Your task is to print all of the material verbatim.

— Begin Records for the exercise —

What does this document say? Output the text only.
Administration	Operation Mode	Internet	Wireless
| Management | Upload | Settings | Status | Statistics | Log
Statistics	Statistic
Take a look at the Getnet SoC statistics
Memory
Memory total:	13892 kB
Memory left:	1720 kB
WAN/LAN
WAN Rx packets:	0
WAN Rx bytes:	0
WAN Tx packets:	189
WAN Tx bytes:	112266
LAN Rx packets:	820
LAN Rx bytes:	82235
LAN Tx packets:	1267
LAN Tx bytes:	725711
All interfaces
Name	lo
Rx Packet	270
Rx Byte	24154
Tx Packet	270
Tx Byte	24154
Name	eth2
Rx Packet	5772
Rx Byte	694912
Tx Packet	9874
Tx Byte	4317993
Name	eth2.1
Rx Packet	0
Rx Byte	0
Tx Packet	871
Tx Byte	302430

— End Records for the exercise —

> _Expected output_:
What does this document say? Output the text only.
Administration	Operation Mode	Internet	Wireless
| Management | Upload | Settings | Status | Statistics | Log
Statistics	Statistic
Take a look at the Getnet SoC statistics
Memory
Memory total:	13892 kB
Memory left:	1720 kB
WAN/LAN
WAN Rx packets:	0
WAN Rx bytes:	0
WAN Tx packets:	189
WAN Tx bytes:	112266
LAN Rx packets:	820
LAN Rx bytes:	82235
LAN Tx packets:	1267
LAN Tx bytes:	725711
All interfaces
Name	lo
Rx Packet	270
Rx Byte	24154
Tx Packet	270
Tx Byte	24154
Name	eth2
Rx Packet	5772
Rx Byte	694912
Tx Packet	9874
Tx Byte	4317993
Name	eth2.1
Rx Packet	0
Rx Byte	0
Tx Packet	871
Tx Byte	302430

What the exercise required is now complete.